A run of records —
======

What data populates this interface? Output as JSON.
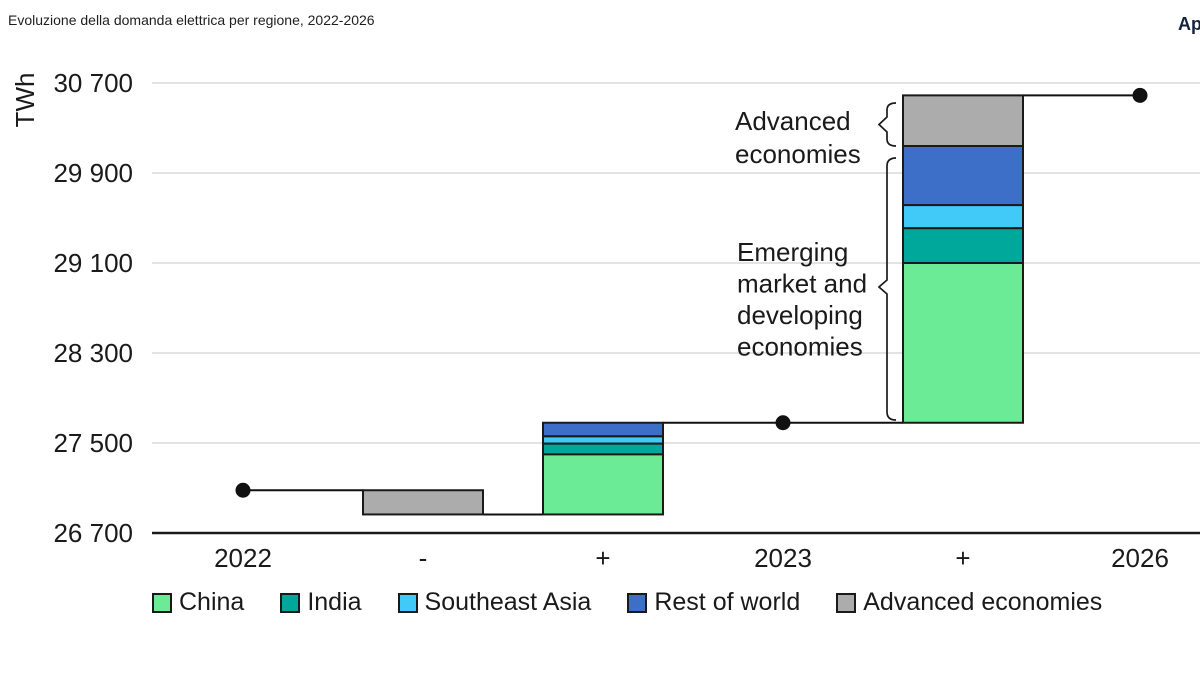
{
  "header": {
    "title": "Evoluzione della domanda elettrica per regione, 2022-2026",
    "corner_label": "Ap"
  },
  "chart_data": {
    "type": "waterfall_stacked_bar",
    "title": "Evoluzione della domanda elettrica per regione, 2022-2026",
    "unit": "TWh",
    "y_axis": {
      "label": "TWh",
      "min": 26700,
      "max": 30700,
      "tick_interval": 800,
      "ticks": [
        26700,
        27500,
        28300,
        29100,
        29900,
        30700
      ],
      "tick_labels": [
        "26 700",
        "27 500",
        "28 300",
        "29 100",
        "29 900",
        "30 700"
      ],
      "grid": true
    },
    "x_labels": [
      "2022",
      "-",
      "+",
      "2023",
      "+",
      "2026"
    ],
    "series": [
      {
        "name": "China",
        "color": "#6CEB97"
      },
      {
        "name": "India",
        "color": "#00A79B"
      },
      {
        "name": "Southeast Asia",
        "color": "#41C9F8"
      },
      {
        "name": "Rest of world",
        "color": "#3E6FC8"
      },
      {
        "name": "Advanced economies",
        "color": "#ACACAC"
      }
    ],
    "elements": [
      {
        "x_index": 0,
        "kind": "point",
        "label": "2022",
        "value": 27080
      },
      {
        "x_index": 1,
        "kind": "bar",
        "direction": "decrease",
        "start": 27080,
        "end": 26865,
        "segments": [
          {
            "series": "Advanced economies",
            "value": 215
          }
        ]
      },
      {
        "x_index": 2,
        "kind": "bar",
        "direction": "increase",
        "start": 26865,
        "end": 27680,
        "segments": [
          {
            "series": "China",
            "value": 535
          },
          {
            "series": "India",
            "value": 95
          },
          {
            "series": "Southeast Asia",
            "value": 65
          },
          {
            "series": "Rest of world",
            "value": 120
          }
        ]
      },
      {
        "x_index": 3,
        "kind": "point",
        "label": "2023",
        "value": 27680
      },
      {
        "x_index": 4,
        "kind": "bar",
        "direction": "increase",
        "start": 27680,
        "end": 30590,
        "segments": [
          {
            "series": "China",
            "value": 1420
          },
          {
            "series": "India",
            "value": 310
          },
          {
            "series": "Southeast Asia",
            "value": 205
          },
          {
            "series": "Rest of world",
            "value": 525
          },
          {
            "series": "Advanced economies",
            "value": 450
          }
        ]
      },
      {
        "x_index": 5,
        "kind": "point",
        "label": "2026",
        "value": 30590
      }
    ],
    "annotations": [
      {
        "id": "advanced",
        "lines": [
          "Advanced",
          "economies"
        ],
        "target": "Advanced economies segment 2023-2026"
      },
      {
        "id": "emerging",
        "lines": [
          "Emerging",
          "market and",
          "developing",
          "economies"
        ],
        "target": "Emerging market segments 2023-2026"
      }
    ],
    "legend_position": "bottom",
    "colors": {
      "connector": "#111111",
      "bar_border": "#1a1a1a",
      "gridline": "#e3e3e3",
      "axis": "#1a1a1a",
      "point": "#111111"
    }
  },
  "legend": {
    "items": [
      "China",
      "India",
      "Southeast Asia",
      "Rest of world",
      "Advanced economies"
    ]
  }
}
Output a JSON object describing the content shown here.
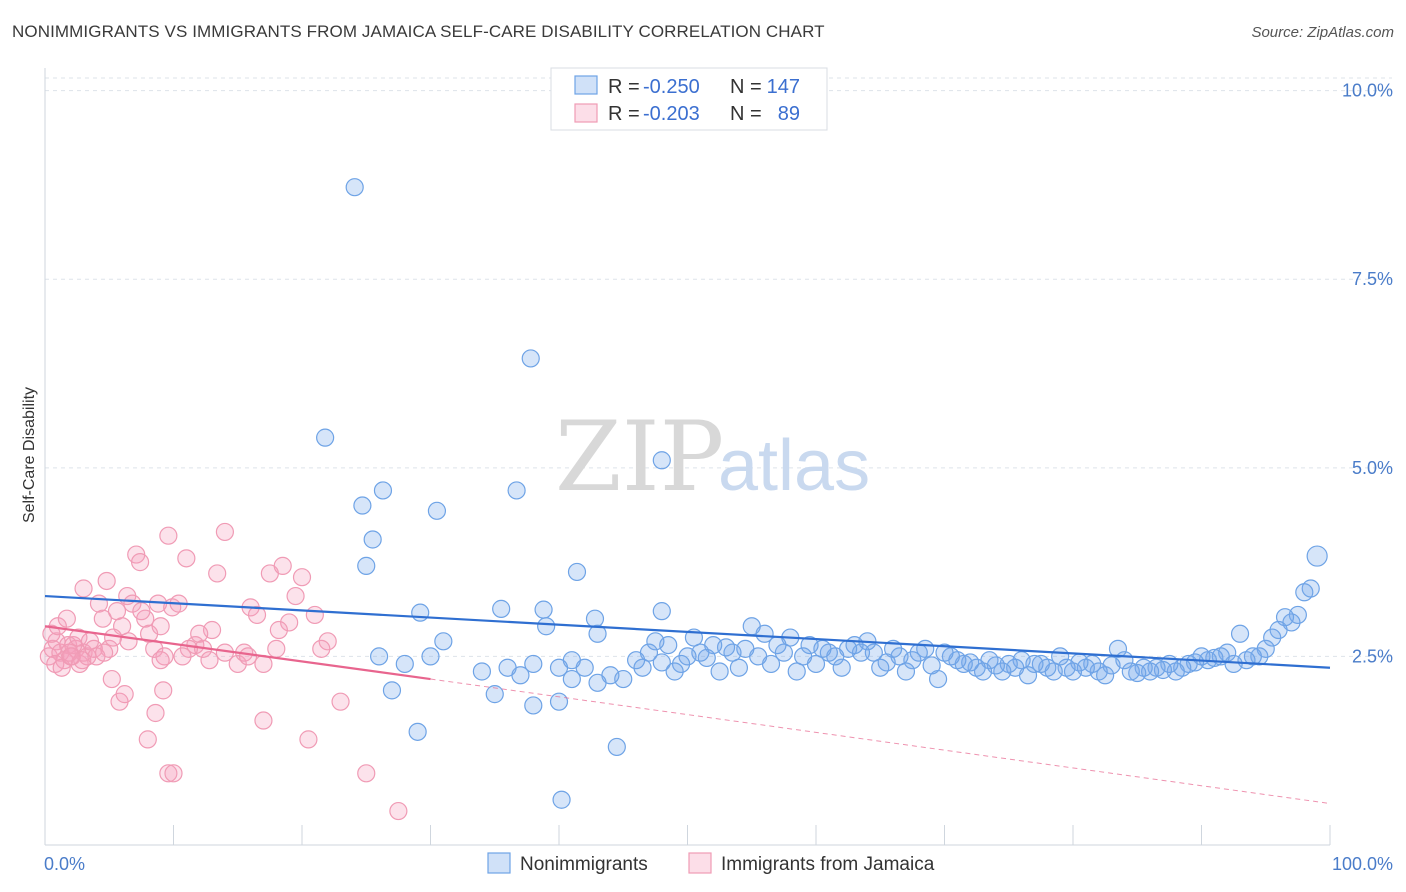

======

Instructions to follow —
Copy every entry exactly as written. Pictures are excluded.

Response to the task —
What data populates this interface? Output as JSON.
{
  "header": {
    "title": "Evoluzione della domanda elettrica per regione, 2022-2026",
    "corner_label": "Ap"
  },
  "chart_data": {
    "type": "waterfall_stacked_bar",
    "title": "Evoluzione della domanda elettrica per regione, 2022-2026",
    "unit": "TWh",
    "y_axis": {
      "label": "TWh",
      "min": 26700,
      "max": 30700,
      "tick_interval": 800,
      "ticks": [
        26700,
        27500,
        28300,
        29100,
        29900,
        30700
      ],
      "tick_labels": [
        "26 700",
        "27 500",
        "28 300",
        "29 100",
        "29 900",
        "30 700"
      ],
      "grid": true
    },
    "x_labels": [
      "2022",
      "-",
      "+",
      "2023",
      "+",
      "2026"
    ],
    "series": [
      {
        "name": "China",
        "color": "#6CEB97"
      },
      {
        "name": "India",
        "color": "#00A79B"
      },
      {
        "name": "Southeast Asia",
        "color": "#41C9F8"
      },
      {
        "name": "Rest of world",
        "color": "#3E6FC8"
      },
      {
        "name": "Advanced economies",
        "color": "#ACACAC"
      }
    ],
    "elements": [
      {
        "x_index": 0,
        "kind": "point",
        "label": "2022",
        "value": 27080
      },
      {
        "x_index": 1,
        "kind": "bar",
        "direction": "decrease",
        "start": 27080,
        "end": 26865,
        "segments": [
          {
            "series": "Advanced economies",
            "value": 215
          }
        ]
      },
      {
        "x_index": 2,
        "kind": "bar",
        "direction": "increase",
        "start": 26865,
        "end": 27680,
        "segments": [
          {
            "series": "China",
            "value": 535
          },
          {
            "series": "India",
            "value": 95
          },
          {
            "series": "Southeast Asia",
            "value": 65
          },
          {
            "series": "Rest of world",
            "value": 120
          }
        ]
      },
      {
        "x_index": 3,
        "kind": "point",
        "label": "2023",
        "value": 27680
      },
      {
        "x_index": 4,
        "kind": "bar",
        "direction": "increase",
        "start": 27680,
        "end": 30590,
        "segments": [
          {
            "series": "China",
            "value": 1420
          },
          {
            "series": "India",
            "value": 310
          },
          {
            "series": "Southeast Asia",
            "value": 205
          },
          {
            "series": "Rest of world",
            "value": 525
          },
          {
            "series": "Advanced economies",
            "value": 450
          }
        ]
      },
      {
        "x_index": 5,
        "kind": "point",
        "label": "2026",
        "value": 30590
      }
    ],
    "annotations": [
      {
        "id": "advanced",
        "lines": [
          "Advanced",
          "economies"
        ],
        "target": "Advanced economies segment 2023-2026"
      },
      {
        "id": "emerging",
        "lines": [
          "Emerging",
          "market and",
          "developing",
          "economies"
        ],
        "target": "Emerging market segments 2023-2026"
      }
    ],
    "legend_position": "bottom",
    "colors": {
      "connector": "#111111",
      "bar_border": "#1a1a1a",
      "gridline": "#e3e3e3",
      "axis": "#1a1a1a",
      "point": "#111111"
    }
  },
  "legend": {
    "items": [
      "China",
      "India",
      "Southeast Asia",
      "Rest of world",
      "Advanced economies"
    ]
  }
}
Output a JSON object describing the content shown here.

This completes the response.